> _Objective_: Omit the images, then print each record below exactly as it reads.

> _Information shown_:
+--
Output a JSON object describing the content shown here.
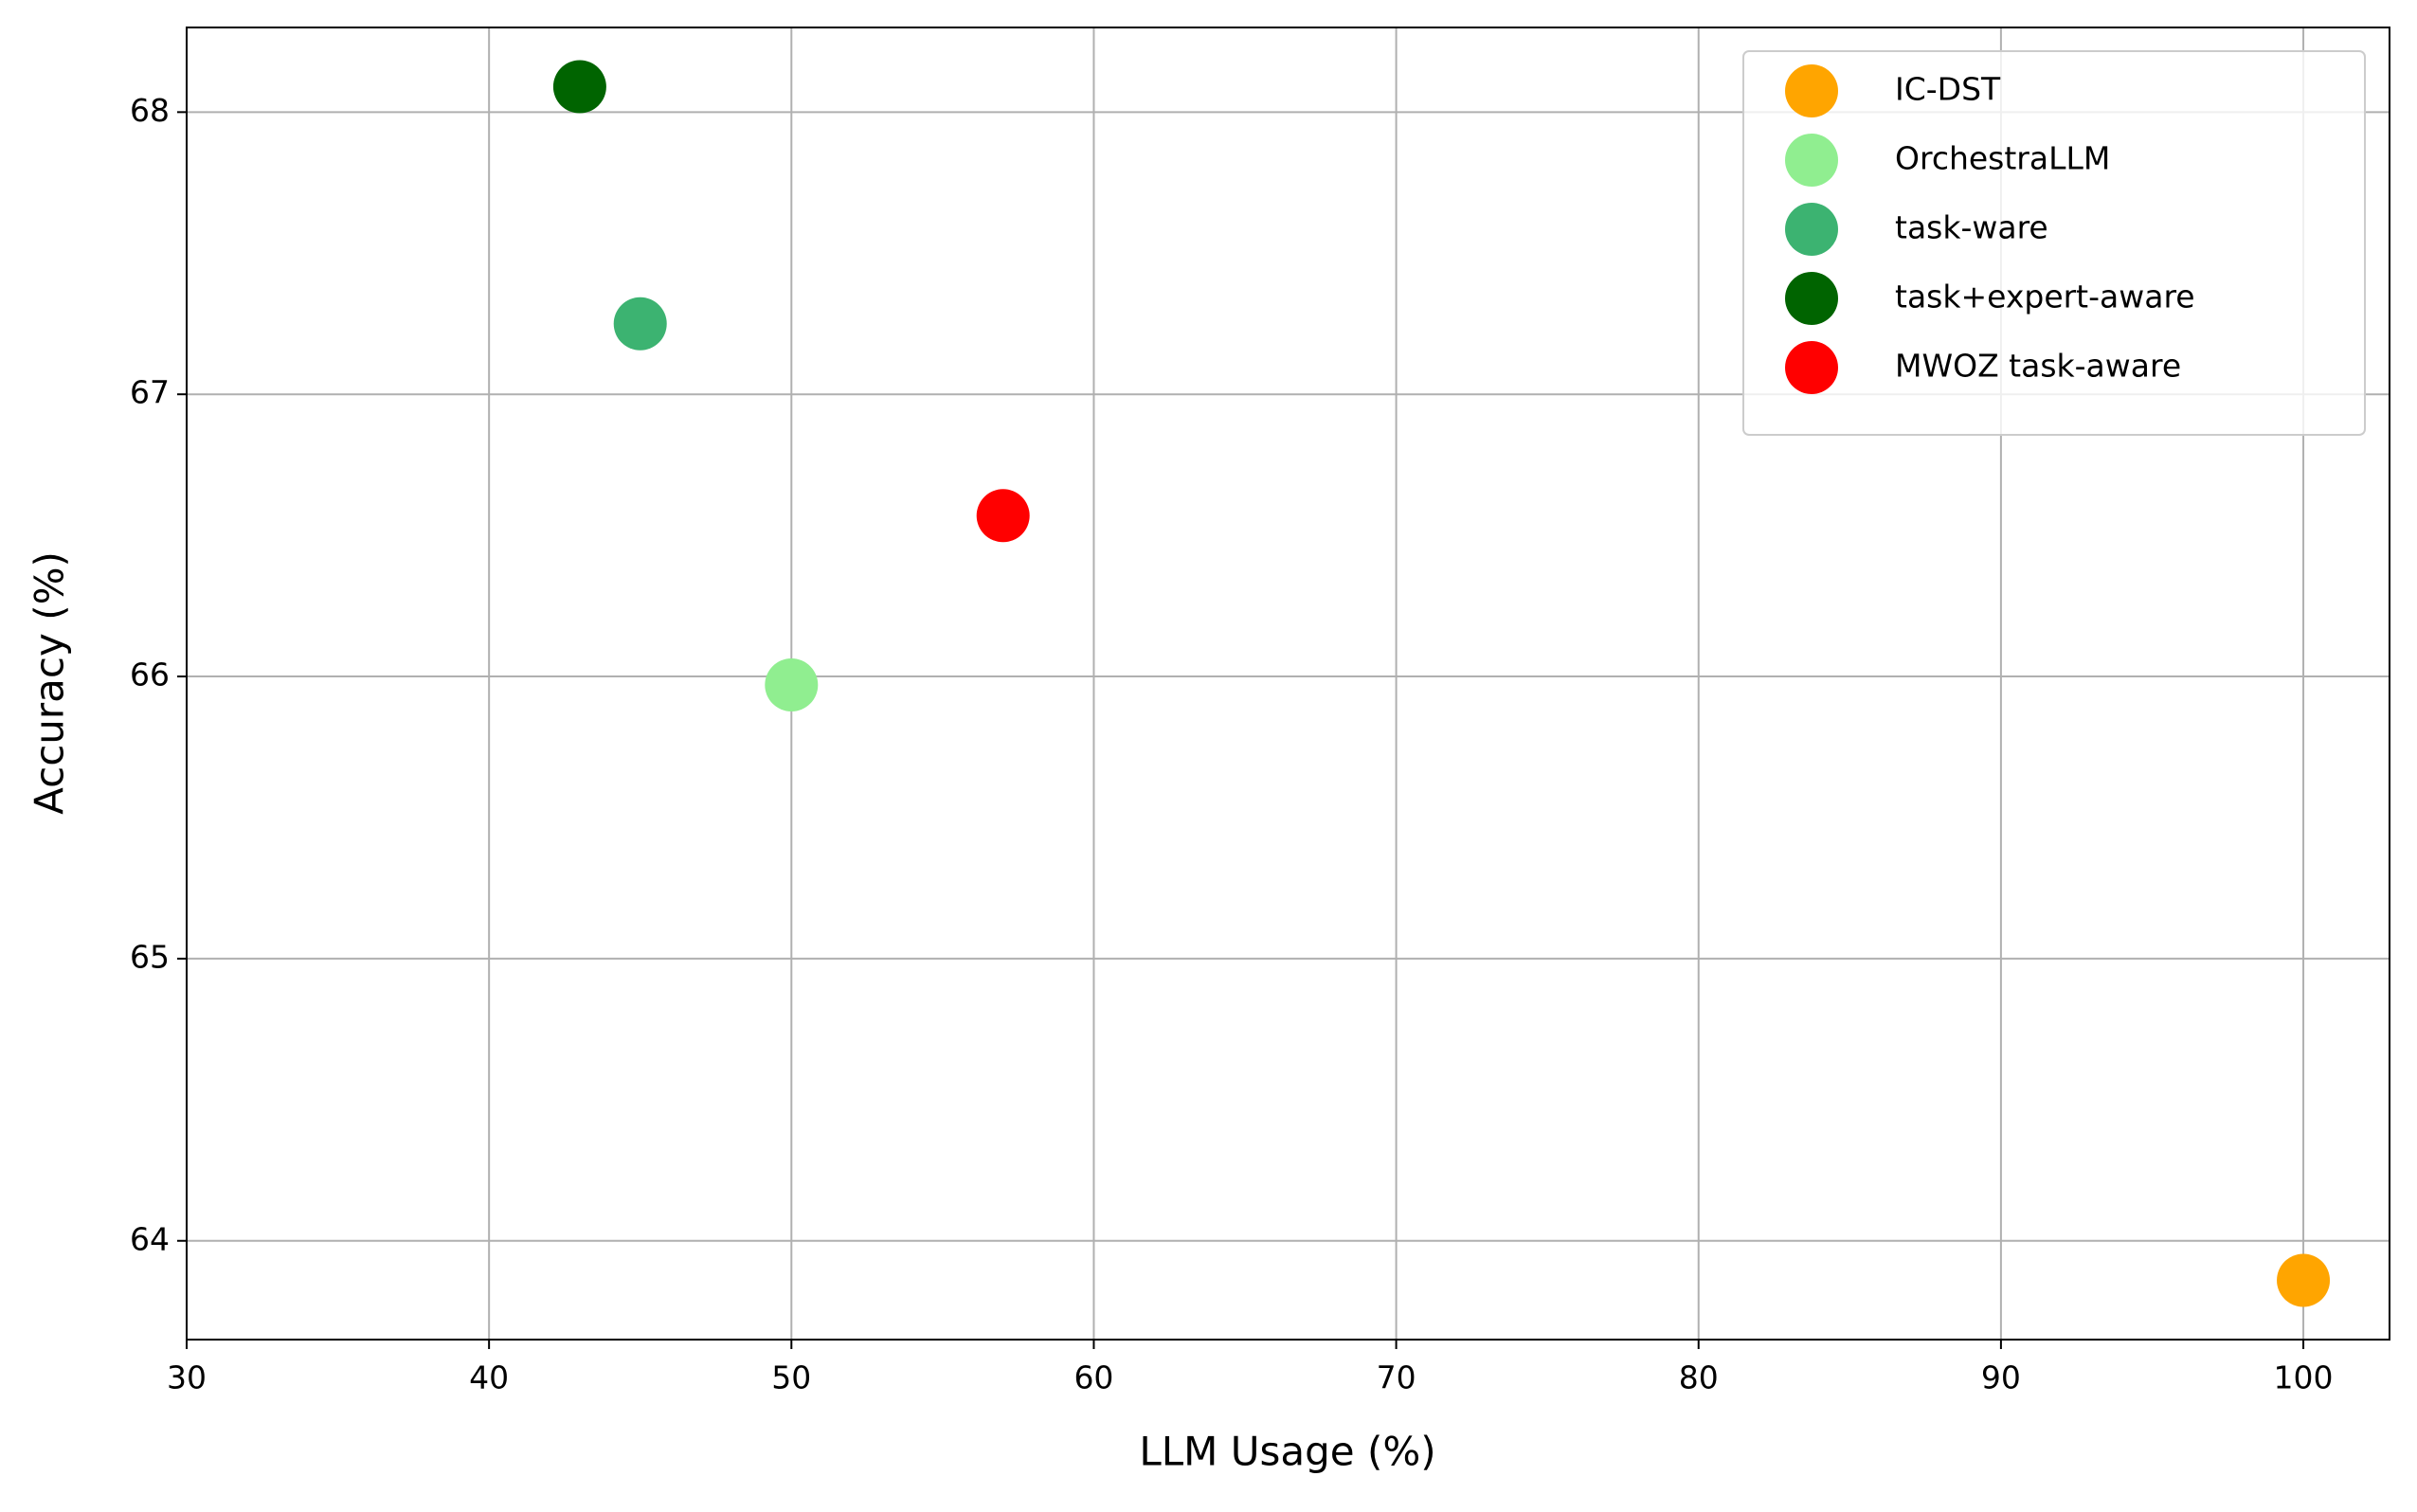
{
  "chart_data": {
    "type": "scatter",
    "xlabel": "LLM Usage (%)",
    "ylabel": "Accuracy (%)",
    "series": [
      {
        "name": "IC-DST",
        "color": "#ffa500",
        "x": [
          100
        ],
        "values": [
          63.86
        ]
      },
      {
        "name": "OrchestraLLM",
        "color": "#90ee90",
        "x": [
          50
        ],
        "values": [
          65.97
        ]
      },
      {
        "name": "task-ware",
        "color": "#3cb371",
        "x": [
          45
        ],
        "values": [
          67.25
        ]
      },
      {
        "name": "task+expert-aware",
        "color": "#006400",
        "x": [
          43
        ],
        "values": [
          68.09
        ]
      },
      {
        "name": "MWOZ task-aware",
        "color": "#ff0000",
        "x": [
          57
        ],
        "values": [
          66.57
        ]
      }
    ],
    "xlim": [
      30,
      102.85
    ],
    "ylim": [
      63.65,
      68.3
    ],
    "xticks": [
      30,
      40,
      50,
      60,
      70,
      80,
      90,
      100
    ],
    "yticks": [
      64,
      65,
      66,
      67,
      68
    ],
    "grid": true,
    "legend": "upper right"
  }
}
+--
> _Task output_:
Output a JSON object describing the content shown here.
{
  "chart_data": {
    "type": "scatter",
    "xlabel": "LLM Usage (%)",
    "ylabel": "Accuracy (%)",
    "series": [
      {
        "name": "IC-DST",
        "color": "#ffa500",
        "x": [
          100
        ],
        "values": [
          63.86
        ]
      },
      {
        "name": "OrchestraLLM",
        "color": "#90ee90",
        "x": [
          50
        ],
        "values": [
          65.97
        ]
      },
      {
        "name": "task-ware",
        "color": "#3cb371",
        "x": [
          45
        ],
        "values": [
          67.25
        ]
      },
      {
        "name": "task+expert-aware",
        "color": "#006400",
        "x": [
          43
        ],
        "values": [
          68.09
        ]
      },
      {
        "name": "MWOZ task-aware",
        "color": "#ff0000",
        "x": [
          57
        ],
        "values": [
          66.57
        ]
      }
    ],
    "xlim": [
      30,
      102.85
    ],
    "ylim": [
      63.65,
      68.3
    ],
    "xticks": [
      30,
      40,
      50,
      60,
      70,
      80,
      90,
      100
    ],
    "yticks": [
      64,
      65,
      66,
      67,
      68
    ],
    "grid": true,
    "legend": "upper right"
  }
}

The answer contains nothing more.